Objective: Output every line exactly as written. Leave out pictures.

======== Records to use ========

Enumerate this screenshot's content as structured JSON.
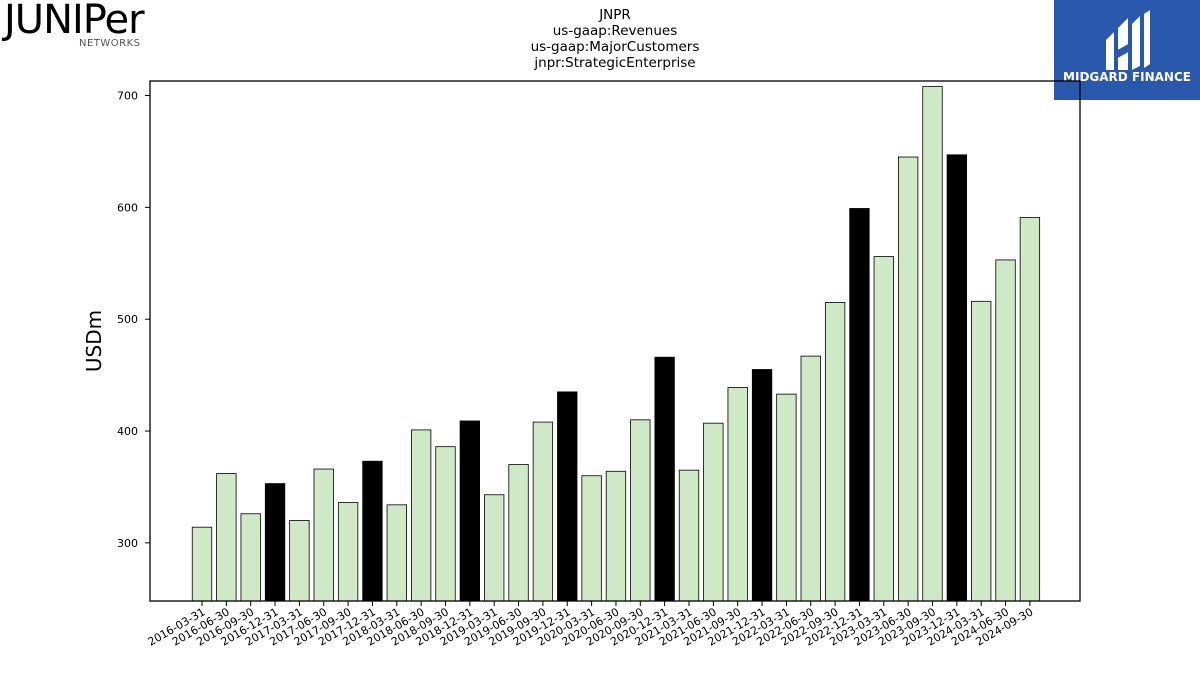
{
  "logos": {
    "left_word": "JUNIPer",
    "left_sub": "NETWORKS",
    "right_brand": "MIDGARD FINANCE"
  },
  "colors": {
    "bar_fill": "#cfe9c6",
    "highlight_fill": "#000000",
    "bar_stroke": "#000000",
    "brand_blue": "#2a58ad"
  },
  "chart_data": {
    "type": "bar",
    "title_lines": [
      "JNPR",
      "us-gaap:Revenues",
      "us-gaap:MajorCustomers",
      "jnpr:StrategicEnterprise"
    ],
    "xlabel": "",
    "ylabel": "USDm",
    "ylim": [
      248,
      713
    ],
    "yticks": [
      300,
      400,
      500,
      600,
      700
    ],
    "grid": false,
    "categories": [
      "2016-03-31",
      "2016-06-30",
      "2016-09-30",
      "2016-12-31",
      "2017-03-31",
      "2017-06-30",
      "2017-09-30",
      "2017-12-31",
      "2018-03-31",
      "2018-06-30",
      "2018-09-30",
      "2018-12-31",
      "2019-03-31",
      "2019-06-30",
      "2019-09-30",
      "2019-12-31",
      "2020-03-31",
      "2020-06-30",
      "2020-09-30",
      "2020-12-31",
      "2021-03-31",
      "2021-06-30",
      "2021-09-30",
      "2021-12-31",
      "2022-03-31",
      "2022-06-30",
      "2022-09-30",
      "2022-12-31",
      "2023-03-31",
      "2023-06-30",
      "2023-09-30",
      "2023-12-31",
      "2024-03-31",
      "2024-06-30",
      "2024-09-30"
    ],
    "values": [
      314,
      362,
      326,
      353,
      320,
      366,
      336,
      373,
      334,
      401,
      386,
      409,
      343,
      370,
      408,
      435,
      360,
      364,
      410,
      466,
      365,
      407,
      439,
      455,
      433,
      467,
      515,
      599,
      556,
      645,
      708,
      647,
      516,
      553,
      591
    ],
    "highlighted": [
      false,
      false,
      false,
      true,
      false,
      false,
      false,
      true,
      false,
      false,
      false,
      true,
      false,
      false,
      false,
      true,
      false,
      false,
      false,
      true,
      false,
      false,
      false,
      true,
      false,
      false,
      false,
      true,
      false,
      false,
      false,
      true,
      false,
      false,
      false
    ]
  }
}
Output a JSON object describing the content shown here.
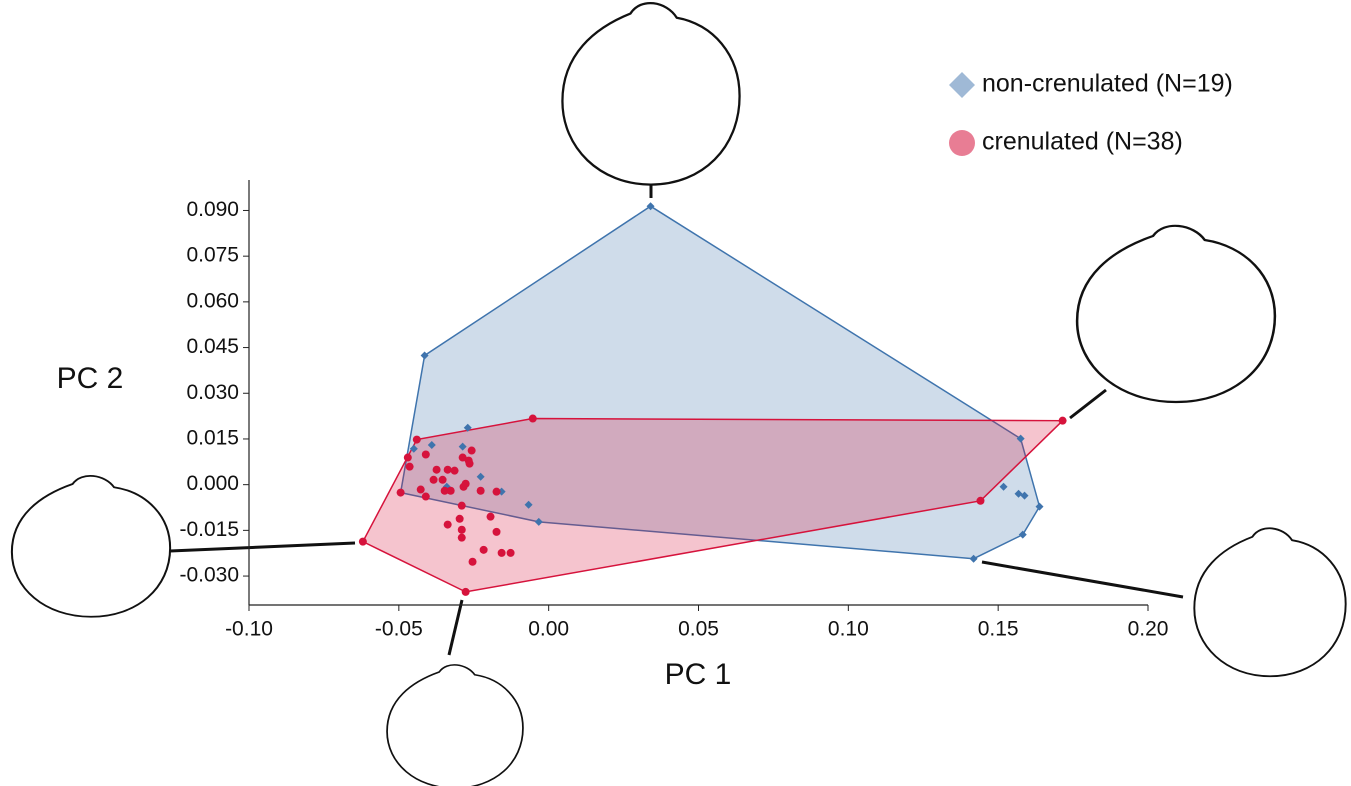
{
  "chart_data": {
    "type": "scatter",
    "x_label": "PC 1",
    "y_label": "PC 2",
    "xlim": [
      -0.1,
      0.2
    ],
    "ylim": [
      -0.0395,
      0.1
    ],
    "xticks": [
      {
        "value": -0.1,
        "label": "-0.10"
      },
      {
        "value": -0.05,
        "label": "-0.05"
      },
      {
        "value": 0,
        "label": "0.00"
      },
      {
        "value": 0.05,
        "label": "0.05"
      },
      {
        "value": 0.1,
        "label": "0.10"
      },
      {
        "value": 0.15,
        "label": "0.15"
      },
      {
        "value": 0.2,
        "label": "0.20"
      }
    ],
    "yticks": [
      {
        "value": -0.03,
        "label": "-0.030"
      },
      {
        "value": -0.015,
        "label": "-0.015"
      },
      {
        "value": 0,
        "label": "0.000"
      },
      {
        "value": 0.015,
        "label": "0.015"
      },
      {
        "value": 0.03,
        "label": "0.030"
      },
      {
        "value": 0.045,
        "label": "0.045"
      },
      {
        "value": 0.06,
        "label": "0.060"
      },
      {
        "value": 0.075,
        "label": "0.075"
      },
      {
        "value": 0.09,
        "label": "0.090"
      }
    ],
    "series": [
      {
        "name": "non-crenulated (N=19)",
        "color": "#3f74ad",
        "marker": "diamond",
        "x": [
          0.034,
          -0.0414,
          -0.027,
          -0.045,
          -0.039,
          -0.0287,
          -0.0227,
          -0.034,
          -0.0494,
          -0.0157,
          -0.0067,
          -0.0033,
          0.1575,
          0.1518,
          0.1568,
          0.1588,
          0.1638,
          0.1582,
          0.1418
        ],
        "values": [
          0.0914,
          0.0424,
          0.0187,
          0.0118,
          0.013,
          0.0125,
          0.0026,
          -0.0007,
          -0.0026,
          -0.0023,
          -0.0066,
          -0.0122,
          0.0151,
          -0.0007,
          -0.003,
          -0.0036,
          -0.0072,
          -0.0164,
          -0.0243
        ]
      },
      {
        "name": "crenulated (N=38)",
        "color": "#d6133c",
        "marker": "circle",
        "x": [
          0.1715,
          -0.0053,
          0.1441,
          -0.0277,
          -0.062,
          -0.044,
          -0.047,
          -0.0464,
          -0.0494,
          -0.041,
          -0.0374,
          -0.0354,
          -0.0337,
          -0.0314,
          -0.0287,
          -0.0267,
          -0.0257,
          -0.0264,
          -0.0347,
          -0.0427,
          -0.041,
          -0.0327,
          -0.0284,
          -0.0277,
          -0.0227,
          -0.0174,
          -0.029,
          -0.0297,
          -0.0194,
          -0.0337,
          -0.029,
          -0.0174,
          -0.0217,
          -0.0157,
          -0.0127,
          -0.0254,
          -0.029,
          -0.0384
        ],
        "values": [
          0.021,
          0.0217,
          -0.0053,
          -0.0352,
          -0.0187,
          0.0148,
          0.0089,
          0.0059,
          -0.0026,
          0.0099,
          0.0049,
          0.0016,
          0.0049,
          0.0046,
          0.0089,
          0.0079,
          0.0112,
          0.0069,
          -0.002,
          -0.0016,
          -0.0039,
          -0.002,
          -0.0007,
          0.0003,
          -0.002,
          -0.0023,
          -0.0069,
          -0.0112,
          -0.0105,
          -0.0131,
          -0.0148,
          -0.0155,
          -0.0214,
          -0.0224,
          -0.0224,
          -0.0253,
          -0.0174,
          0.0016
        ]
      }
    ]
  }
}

========

Complete response:
Enumerate this screenshot's content as structured JSON.
{
  "logos": {
    "left_word": "JUNIPer",
    "left_sub": "NETWORKS",
    "right_brand": "MIDGARD FINANCE"
  },
  "colors": {
    "bar_fill": "#cfe9c6",
    "highlight_fill": "#000000",
    "bar_stroke": "#000000",
    "brand_blue": "#2a58ad"
  },
  "chart_data": {
    "type": "bar",
    "title_lines": [
      "JNPR",
      "us-gaap:Revenues",
      "us-gaap:MajorCustomers",
      "jnpr:StrategicEnterprise"
    ],
    "xlabel": "",
    "ylabel": "USDm",
    "ylim": [
      248,
      713
    ],
    "yticks": [
      300,
      400,
      500,
      600,
      700
    ],
    "grid": false,
    "categories": [
      "2016-03-31",
      "2016-06-30",
      "2016-09-30",
      "2016-12-31",
      "2017-03-31",
      "2017-06-30",
      "2017-09-30",
      "2017-12-31",
      "2018-03-31",
      "2018-06-30",
      "2018-09-30",
      "2018-12-31",
      "2019-03-31",
      "2019-06-30",
      "2019-09-30",
      "2019-12-31",
      "2020-03-31",
      "2020-06-30",
      "2020-09-30",
      "2020-12-31",
      "2021-03-31",
      "2021-06-30",
      "2021-09-30",
      "2021-12-31",
      "2022-03-31",
      "2022-06-30",
      "2022-09-30",
      "2022-12-31",
      "2023-03-31",
      "2023-06-30",
      "2023-09-30",
      "2023-12-31",
      "2024-03-31",
      "2024-06-30",
      "2024-09-30"
    ],
    "values": [
      314,
      362,
      326,
      353,
      320,
      366,
      336,
      373,
      334,
      401,
      386,
      409,
      343,
      370,
      408,
      435,
      360,
      364,
      410,
      466,
      365,
      407,
      439,
      455,
      433,
      467,
      515,
      599,
      556,
      645,
      708,
      647,
      516,
      553,
      591
    ],
    "highlighted": [
      false,
      false,
      false,
      true,
      false,
      false,
      false,
      true,
      false,
      false,
      false,
      true,
      false,
      false,
      false,
      true,
      false,
      false,
      false,
      true,
      false,
      false,
      false,
      true,
      false,
      false,
      false,
      true,
      false,
      false,
      false,
      true,
      false,
      false,
      false
    ]
  }
}
Output a JSON object describing the content shown here.
{
  "chart_data": {
    "type": "scatter",
    "x_label": "PC 1",
    "y_label": "PC 2",
    "xlim": [
      -0.1,
      0.2
    ],
    "ylim": [
      -0.0395,
      0.1
    ],
    "xticks": [
      {
        "value": -0.1,
        "label": "-0.10"
      },
      {
        "value": -0.05,
        "label": "-0.05"
      },
      {
        "value": 0,
        "label": "0.00"
      },
      {
        "value": 0.05,
        "label": "0.05"
      },
      {
        "value": 0.1,
        "label": "0.10"
      },
      {
        "value": 0.15,
        "label": "0.15"
      },
      {
        "value": 0.2,
        "label": "0.20"
      }
    ],
    "yticks": [
      {
        "value": -0.03,
        "label": "-0.030"
      },
      {
        "value": -0.015,
        "label": "-0.015"
      },
      {
        "value": 0,
        "label": "0.000"
      },
      {
        "value": 0.015,
        "label": "0.015"
      },
      {
        "value": 0.03,
        "label": "0.030"
      },
      {
        "value": 0.045,
        "label": "0.045"
      },
      {
        "value": 0.06,
        "label": "0.060"
      },
      {
        "value": 0.075,
        "label": "0.075"
      },
      {
        "value": 0.09,
        "label": "0.090"
      }
    ],
    "series": [
      {
        "name": "non-crenulated (N=19)",
        "color": "#3f74ad",
        "marker": "diamond",
        "x": [
          0.034,
          -0.0414,
          -0.027,
          -0.045,
          -0.039,
          -0.0287,
          -0.0227,
          -0.034,
          -0.0494,
          -0.0157,
          -0.0067,
          -0.0033,
          0.1575,
          0.1518,
          0.1568,
          0.1588,
          0.1638,
          0.1582,
          0.1418
        ],
        "values": [
          0.0914,
          0.0424,
          0.0187,
          0.0118,
          0.013,
          0.0125,
          0.0026,
          -0.0007,
          -0.0026,
          -0.0023,
          -0.0066,
          -0.0122,
          0.0151,
          -0.0007,
          -0.003,
          -0.0036,
          -0.0072,
          -0.0164,
          -0.0243
        ]
      },
      {
        "name": "crenulated (N=38)",
        "color": "#d6133c",
        "marker": "circle",
        "x": [
          0.1715,
          -0.0053,
          0.1441,
          -0.0277,
          -0.062,
          -0.044,
          -0.047,
          -0.0464,
          -0.0494,
          -0.041,
          -0.0374,
          -0.0354,
          -0.0337,
          -0.0314,
          -0.0287,
          -0.0267,
          -0.0257,
          -0.0264,
          -0.0347,
          -0.0427,
          -0.041,
          -0.0327,
          -0.0284,
          -0.0277,
          -0.0227,
          -0.0174,
          -0.029,
          -0.0297,
          -0.0194,
          -0.0337,
          -0.029,
          -0.0174,
          -0.0217,
          -0.0157,
          -0.0127,
          -0.0254,
          -0.029,
          -0.0384
        ],
        "values": [
          0.021,
          0.0217,
          -0.0053,
          -0.0352,
          -0.0187,
          0.0148,
          0.0089,
          0.0059,
          -0.0026,
          0.0099,
          0.0049,
          0.0016,
          0.0049,
          0.0046,
          0.0089,
          0.0079,
          0.0112,
          0.0069,
          -0.002,
          -0.0016,
          -0.0039,
          -0.002,
          -0.0007,
          0.0003,
          -0.002,
          -0.0023,
          -0.0069,
          -0.0112,
          -0.0105,
          -0.0131,
          -0.0148,
          -0.0155,
          -0.0214,
          -0.0224,
          -0.0224,
          -0.0253,
          -0.0174,
          0.0016
        ]
      }
    ]
  }
}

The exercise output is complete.